━━━━━ Material provided ━━━━━

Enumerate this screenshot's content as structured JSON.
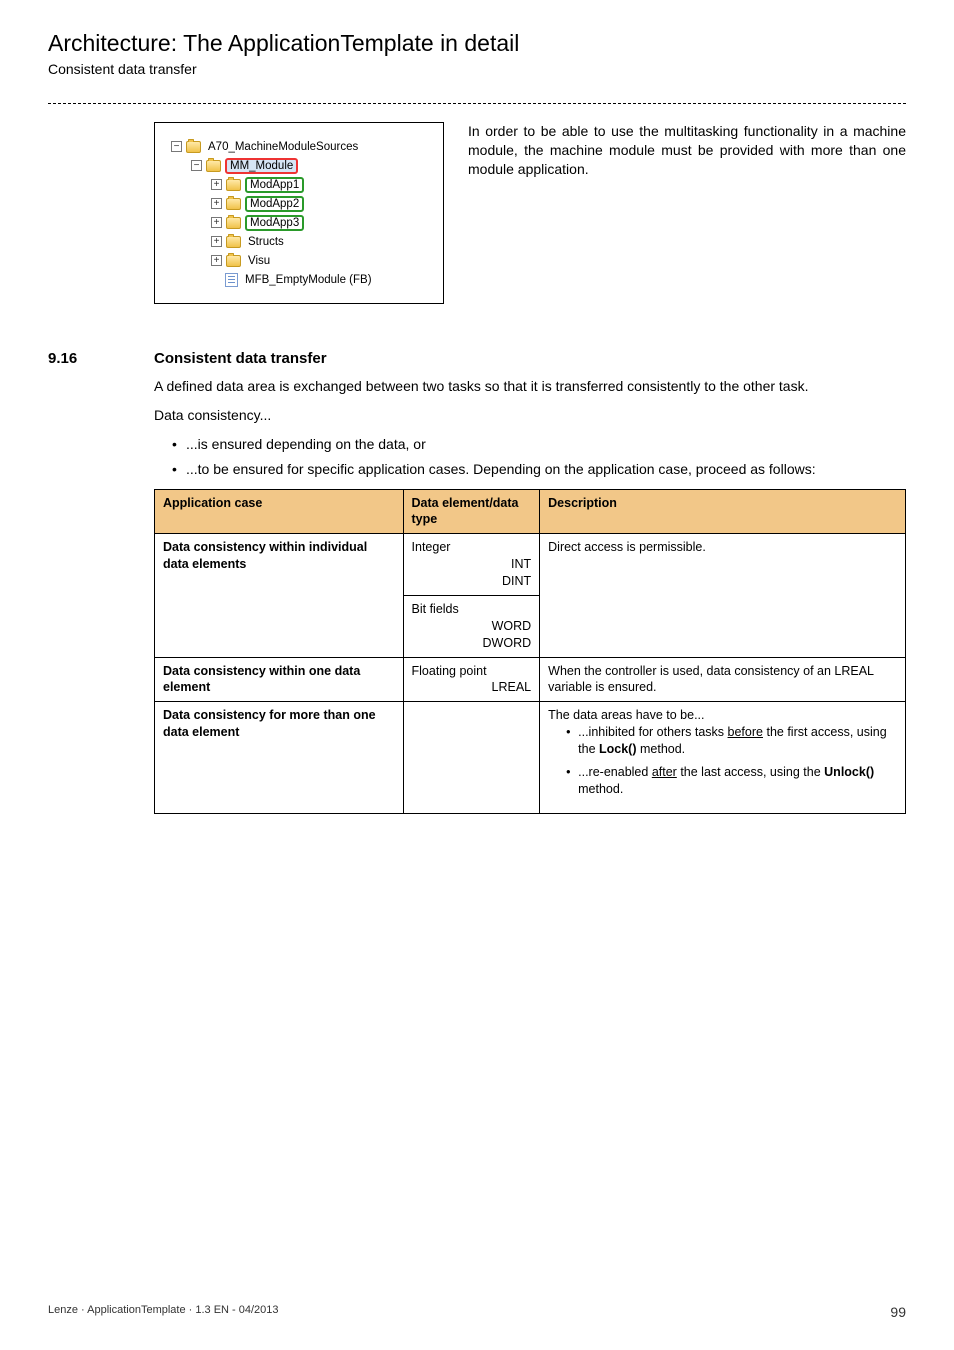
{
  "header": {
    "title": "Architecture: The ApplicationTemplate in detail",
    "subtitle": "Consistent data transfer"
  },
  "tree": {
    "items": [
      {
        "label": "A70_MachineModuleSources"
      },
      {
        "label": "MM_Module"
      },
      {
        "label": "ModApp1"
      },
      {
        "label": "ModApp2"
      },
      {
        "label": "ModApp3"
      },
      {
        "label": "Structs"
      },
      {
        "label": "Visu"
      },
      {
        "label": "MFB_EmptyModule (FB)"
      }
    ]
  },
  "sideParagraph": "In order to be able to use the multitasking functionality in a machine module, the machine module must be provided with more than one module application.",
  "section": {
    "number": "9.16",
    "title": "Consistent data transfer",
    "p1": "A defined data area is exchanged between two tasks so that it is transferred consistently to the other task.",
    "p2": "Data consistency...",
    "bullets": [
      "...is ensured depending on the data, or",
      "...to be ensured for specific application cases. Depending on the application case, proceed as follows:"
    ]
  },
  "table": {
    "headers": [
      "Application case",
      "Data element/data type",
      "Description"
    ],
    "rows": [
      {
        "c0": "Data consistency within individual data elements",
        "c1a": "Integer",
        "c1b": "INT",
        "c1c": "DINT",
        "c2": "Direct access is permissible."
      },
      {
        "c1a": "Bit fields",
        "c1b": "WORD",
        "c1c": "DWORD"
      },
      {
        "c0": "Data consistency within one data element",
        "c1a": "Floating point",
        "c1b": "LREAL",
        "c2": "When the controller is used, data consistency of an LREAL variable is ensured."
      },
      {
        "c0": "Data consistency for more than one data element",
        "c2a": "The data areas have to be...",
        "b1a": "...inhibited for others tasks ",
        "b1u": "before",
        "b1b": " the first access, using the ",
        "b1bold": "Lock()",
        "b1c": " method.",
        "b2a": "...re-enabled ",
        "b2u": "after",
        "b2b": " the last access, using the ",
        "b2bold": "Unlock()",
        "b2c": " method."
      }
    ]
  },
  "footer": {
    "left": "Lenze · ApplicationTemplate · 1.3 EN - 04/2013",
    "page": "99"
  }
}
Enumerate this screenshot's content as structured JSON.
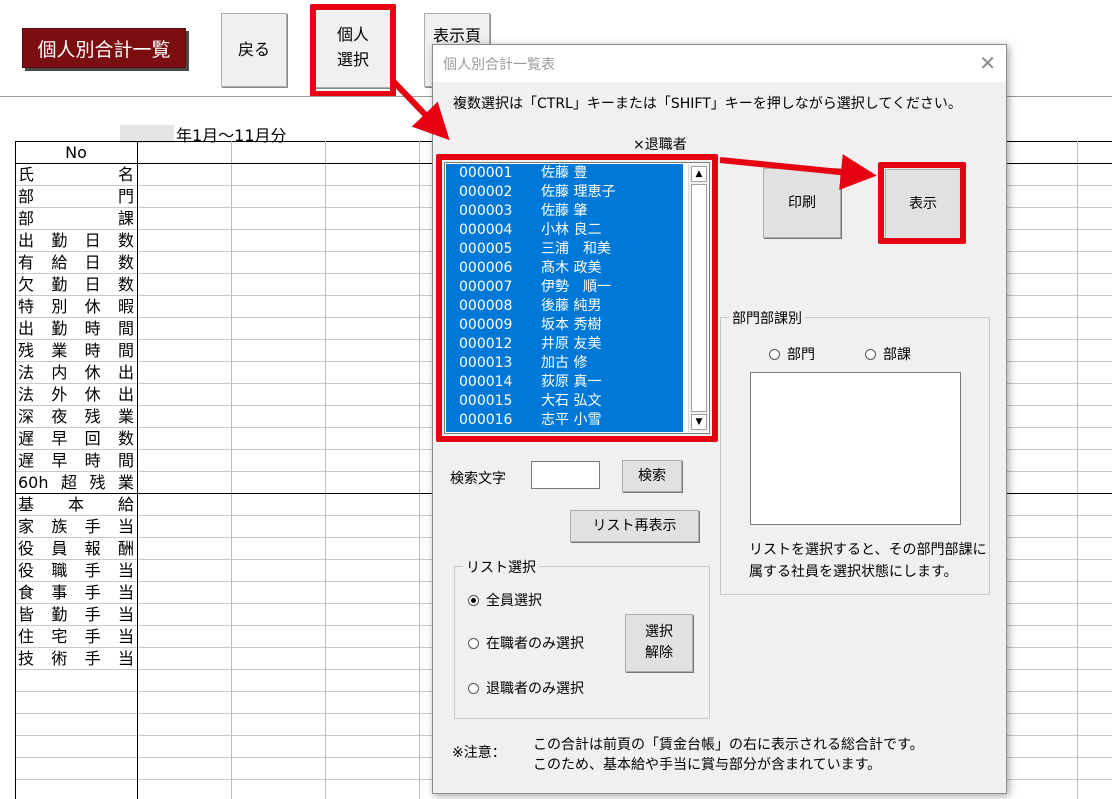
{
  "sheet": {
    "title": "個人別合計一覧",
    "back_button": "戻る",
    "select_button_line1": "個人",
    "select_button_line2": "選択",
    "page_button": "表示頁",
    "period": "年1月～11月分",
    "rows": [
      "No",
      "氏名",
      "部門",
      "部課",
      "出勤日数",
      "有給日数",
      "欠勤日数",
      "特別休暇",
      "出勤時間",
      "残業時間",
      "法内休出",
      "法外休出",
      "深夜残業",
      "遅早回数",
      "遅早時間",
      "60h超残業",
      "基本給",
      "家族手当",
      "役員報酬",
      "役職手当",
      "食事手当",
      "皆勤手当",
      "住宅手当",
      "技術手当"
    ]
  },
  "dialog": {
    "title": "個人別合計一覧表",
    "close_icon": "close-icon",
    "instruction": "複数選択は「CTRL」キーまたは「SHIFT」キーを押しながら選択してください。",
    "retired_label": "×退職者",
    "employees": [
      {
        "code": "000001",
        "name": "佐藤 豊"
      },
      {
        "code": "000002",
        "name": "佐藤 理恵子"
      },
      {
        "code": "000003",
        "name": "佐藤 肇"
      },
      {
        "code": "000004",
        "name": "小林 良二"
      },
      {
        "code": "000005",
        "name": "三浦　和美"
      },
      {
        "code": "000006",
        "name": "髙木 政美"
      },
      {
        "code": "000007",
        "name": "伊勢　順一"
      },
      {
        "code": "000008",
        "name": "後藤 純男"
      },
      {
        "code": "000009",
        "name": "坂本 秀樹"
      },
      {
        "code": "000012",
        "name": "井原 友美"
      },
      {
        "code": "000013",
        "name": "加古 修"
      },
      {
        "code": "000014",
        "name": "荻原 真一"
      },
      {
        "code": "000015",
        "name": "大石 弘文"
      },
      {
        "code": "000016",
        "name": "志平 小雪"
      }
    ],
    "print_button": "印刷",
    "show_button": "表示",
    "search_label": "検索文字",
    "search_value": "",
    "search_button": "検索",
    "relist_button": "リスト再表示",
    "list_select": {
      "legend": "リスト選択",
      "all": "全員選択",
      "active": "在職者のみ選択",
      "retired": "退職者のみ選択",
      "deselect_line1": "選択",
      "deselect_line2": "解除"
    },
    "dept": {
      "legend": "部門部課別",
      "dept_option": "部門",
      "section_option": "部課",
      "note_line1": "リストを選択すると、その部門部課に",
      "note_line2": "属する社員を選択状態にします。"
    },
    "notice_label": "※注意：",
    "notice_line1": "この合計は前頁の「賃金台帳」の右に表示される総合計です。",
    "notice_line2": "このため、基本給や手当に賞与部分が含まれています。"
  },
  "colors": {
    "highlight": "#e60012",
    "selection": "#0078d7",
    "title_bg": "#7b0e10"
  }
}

━━━━━

**Written exercise**
Copy out all the data without changing anything, and drop the pictures.

**Final result**
Enumerate this screenshot's content as structured JSON.
{
  "header": {
    "title": "Architecture: The ApplicationTemplate in detail",
    "subtitle": "Consistent data transfer"
  },
  "tree": {
    "items": [
      {
        "label": "A70_MachineModuleSources"
      },
      {
        "label": "MM_Module"
      },
      {
        "label": "ModApp1"
      },
      {
        "label": "ModApp2"
      },
      {
        "label": "ModApp3"
      },
      {
        "label": "Structs"
      },
      {
        "label": "Visu"
      },
      {
        "label": "MFB_EmptyModule (FB)"
      }
    ]
  },
  "sideParagraph": "In order to be able to use the multitasking functionality in a machine module, the machine module must be provided with more than one module application.",
  "section": {
    "number": "9.16",
    "title": "Consistent data transfer",
    "p1": "A defined data area is exchanged between two tasks so that it is transferred consistently to the other task.",
    "p2": "Data consistency...",
    "bullets": [
      "...is ensured depending on the data, or",
      "...to be ensured for specific application cases. Depending on the application case, proceed as follows:"
    ]
  },
  "table": {
    "headers": [
      "Application case",
      "Data element/data type",
      "Description"
    ],
    "rows": [
      {
        "c0": "Data consistency within individual data elements",
        "c1a": "Integer",
        "c1b": "INT",
        "c1c": "DINT",
        "c2": "Direct access is permissible."
      },
      {
        "c1a": "Bit fields",
        "c1b": "WORD",
        "c1c": "DWORD"
      },
      {
        "c0": "Data consistency within one data element",
        "c1a": "Floating point",
        "c1b": "LREAL",
        "c2": "When the controller is used, data consistency of an LREAL variable is ensured."
      },
      {
        "c0": "Data consistency for more than one data element",
        "c2a": "The data areas have to be...",
        "b1a": "...inhibited for others tasks ",
        "b1u": "before",
        "b1b": " the first access, using the ",
        "b1bold": "Lock()",
        "b1c": " method.",
        "b2a": "...re-enabled ",
        "b2u": "after",
        "b2b": " the last access, using the ",
        "b2bold": "Unlock()",
        "b2c": " method."
      }
    ]
  },
  "footer": {
    "left": "Lenze · ApplicationTemplate · 1.3 EN - 04/2013",
    "page": "99"
  }
}
Enumerate this screenshot's content as structured JSON.
{
  "sheet": {
    "title": "個人別合計一覧",
    "back_button": "戻る",
    "select_button_line1": "個人",
    "select_button_line2": "選択",
    "page_button": "表示頁",
    "period": "年1月～11月分",
    "rows": [
      "No",
      "氏名",
      "部門",
      "部課",
      "出勤日数",
      "有給日数",
      "欠勤日数",
      "特別休暇",
      "出勤時間",
      "残業時間",
      "法内休出",
      "法外休出",
      "深夜残業",
      "遅早回数",
      "遅早時間",
      "60h超残業",
      "基本給",
      "家族手当",
      "役員報酬",
      "役職手当",
      "食事手当",
      "皆勤手当",
      "住宅手当",
      "技術手当"
    ]
  },
  "dialog": {
    "title": "個人別合計一覧表",
    "close_icon": "close-icon",
    "instruction": "複数選択は「CTRL」キーまたは「SHIFT」キーを押しながら選択してください。",
    "retired_label": "×退職者",
    "employees": [
      {
        "code": "000001",
        "name": "佐藤 豊"
      },
      {
        "code": "000002",
        "name": "佐藤 理恵子"
      },
      {
        "code": "000003",
        "name": "佐藤 肇"
      },
      {
        "code": "000004",
        "name": "小林 良二"
      },
      {
        "code": "000005",
        "name": "三浦　和美"
      },
      {
        "code": "000006",
        "name": "髙木 政美"
      },
      {
        "code": "000007",
        "name": "伊勢　順一"
      },
      {
        "code": "000008",
        "name": "後藤 純男"
      },
      {
        "code": "000009",
        "name": "坂本 秀樹"
      },
      {
        "code": "000012",
        "name": "井原 友美"
      },
      {
        "code": "000013",
        "name": "加古 修"
      },
      {
        "code": "000014",
        "name": "荻原 真一"
      },
      {
        "code": "000015",
        "name": "大石 弘文"
      },
      {
        "code": "000016",
        "name": "志平 小雪"
      }
    ],
    "print_button": "印刷",
    "show_button": "表示",
    "search_label": "検索文字",
    "search_value": "",
    "search_button": "検索",
    "relist_button": "リスト再表示",
    "list_select": {
      "legend": "リスト選択",
      "all": "全員選択",
      "active": "在職者のみ選択",
      "retired": "退職者のみ選択",
      "deselect_line1": "選択",
      "deselect_line2": "解除"
    },
    "dept": {
      "legend": "部門部課別",
      "dept_option": "部門",
      "section_option": "部課",
      "note_line1": "リストを選択すると、その部門部課に",
      "note_line2": "属する社員を選択状態にします。"
    },
    "notice_label": "※注意：",
    "notice_line1": "この合計は前頁の「賃金台帳」の右に表示される総合計です。",
    "notice_line2": "このため、基本給や手当に賞与部分が含まれています。"
  },
  "colors": {
    "highlight": "#e60012",
    "selection": "#0078d7",
    "title_bg": "#7b0e10"
  }
}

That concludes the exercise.